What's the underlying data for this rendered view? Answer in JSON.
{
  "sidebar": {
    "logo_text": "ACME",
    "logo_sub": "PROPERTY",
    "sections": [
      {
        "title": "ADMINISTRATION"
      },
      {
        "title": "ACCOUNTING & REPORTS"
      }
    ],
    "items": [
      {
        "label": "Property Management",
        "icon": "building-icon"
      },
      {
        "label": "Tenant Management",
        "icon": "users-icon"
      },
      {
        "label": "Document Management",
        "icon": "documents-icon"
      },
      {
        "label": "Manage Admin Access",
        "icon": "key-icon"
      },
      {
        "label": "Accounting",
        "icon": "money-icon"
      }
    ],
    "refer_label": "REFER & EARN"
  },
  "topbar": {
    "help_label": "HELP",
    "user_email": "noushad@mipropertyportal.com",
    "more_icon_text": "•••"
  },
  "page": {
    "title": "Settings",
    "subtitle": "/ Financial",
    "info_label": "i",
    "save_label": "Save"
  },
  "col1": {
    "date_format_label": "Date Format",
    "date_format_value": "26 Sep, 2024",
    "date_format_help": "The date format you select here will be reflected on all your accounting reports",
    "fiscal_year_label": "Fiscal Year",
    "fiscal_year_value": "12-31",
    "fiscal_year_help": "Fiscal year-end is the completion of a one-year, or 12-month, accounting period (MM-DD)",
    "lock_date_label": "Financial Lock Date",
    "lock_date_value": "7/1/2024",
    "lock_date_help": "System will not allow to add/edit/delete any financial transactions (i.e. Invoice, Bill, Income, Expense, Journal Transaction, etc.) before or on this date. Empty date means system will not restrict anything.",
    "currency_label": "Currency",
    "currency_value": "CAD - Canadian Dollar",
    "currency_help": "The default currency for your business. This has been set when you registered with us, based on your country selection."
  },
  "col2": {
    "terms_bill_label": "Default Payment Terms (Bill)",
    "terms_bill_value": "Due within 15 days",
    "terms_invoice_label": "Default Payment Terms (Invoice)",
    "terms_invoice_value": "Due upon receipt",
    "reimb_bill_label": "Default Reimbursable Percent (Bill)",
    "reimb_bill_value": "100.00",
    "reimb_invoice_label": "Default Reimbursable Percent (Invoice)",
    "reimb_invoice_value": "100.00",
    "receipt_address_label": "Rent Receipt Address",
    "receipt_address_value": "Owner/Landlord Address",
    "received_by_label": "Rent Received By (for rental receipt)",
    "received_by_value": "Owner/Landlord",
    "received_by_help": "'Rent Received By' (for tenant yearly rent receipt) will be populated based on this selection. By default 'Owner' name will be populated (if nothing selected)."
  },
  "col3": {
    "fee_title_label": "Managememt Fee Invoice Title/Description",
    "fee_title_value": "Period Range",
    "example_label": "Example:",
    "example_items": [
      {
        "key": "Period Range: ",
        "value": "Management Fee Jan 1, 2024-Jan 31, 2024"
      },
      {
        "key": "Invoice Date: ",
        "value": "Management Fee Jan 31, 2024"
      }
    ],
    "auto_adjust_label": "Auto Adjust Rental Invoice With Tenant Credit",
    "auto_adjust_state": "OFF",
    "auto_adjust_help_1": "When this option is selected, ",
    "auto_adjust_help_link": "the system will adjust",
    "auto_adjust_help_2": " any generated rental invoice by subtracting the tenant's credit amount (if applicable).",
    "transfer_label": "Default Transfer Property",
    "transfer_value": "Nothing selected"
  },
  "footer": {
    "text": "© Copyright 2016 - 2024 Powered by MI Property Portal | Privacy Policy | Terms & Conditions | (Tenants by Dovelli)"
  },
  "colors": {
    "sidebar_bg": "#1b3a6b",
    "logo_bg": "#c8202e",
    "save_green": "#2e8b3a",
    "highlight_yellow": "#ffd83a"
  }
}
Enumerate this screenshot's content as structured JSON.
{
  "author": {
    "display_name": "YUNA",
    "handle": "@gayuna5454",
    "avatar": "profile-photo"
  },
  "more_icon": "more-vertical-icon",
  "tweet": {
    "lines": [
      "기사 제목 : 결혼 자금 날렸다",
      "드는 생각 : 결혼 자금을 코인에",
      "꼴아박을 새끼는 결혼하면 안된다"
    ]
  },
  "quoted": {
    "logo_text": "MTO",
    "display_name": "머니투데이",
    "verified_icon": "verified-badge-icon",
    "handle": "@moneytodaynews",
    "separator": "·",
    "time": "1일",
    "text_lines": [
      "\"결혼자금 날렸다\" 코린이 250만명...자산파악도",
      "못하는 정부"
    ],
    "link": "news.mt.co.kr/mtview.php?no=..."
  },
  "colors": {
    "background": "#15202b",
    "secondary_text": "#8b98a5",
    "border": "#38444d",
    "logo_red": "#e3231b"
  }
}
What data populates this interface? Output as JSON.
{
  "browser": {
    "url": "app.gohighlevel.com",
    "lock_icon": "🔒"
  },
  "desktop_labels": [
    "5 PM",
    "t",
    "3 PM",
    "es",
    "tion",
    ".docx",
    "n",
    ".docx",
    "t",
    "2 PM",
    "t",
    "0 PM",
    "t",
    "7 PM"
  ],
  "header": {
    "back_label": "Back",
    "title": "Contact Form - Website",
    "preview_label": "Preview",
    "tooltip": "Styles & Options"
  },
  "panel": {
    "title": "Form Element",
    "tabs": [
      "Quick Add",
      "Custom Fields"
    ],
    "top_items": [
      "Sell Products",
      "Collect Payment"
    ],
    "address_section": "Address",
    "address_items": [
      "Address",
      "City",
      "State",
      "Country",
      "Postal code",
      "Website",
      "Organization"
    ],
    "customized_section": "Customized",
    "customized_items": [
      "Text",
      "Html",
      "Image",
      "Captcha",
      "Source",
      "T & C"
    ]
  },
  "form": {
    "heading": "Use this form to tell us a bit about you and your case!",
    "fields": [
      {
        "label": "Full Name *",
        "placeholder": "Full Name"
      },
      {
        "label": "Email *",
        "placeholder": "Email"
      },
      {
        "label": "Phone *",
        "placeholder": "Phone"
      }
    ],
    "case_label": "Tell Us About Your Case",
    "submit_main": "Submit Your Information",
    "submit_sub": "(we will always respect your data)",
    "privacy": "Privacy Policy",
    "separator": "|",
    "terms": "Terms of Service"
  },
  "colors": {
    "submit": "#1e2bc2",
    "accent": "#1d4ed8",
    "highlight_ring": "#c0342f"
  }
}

:::::

• Aim
Examine the records and pull out every line where the string "Policy" occurs.

• Answer to this exercise
    "text": "© Copyright 2016 - 2024 Powered by MI Property Portal | Privacy Policy | Terms & Conditions | (Tenants by Dovelli)"
    "privacy": "Privacy Policy",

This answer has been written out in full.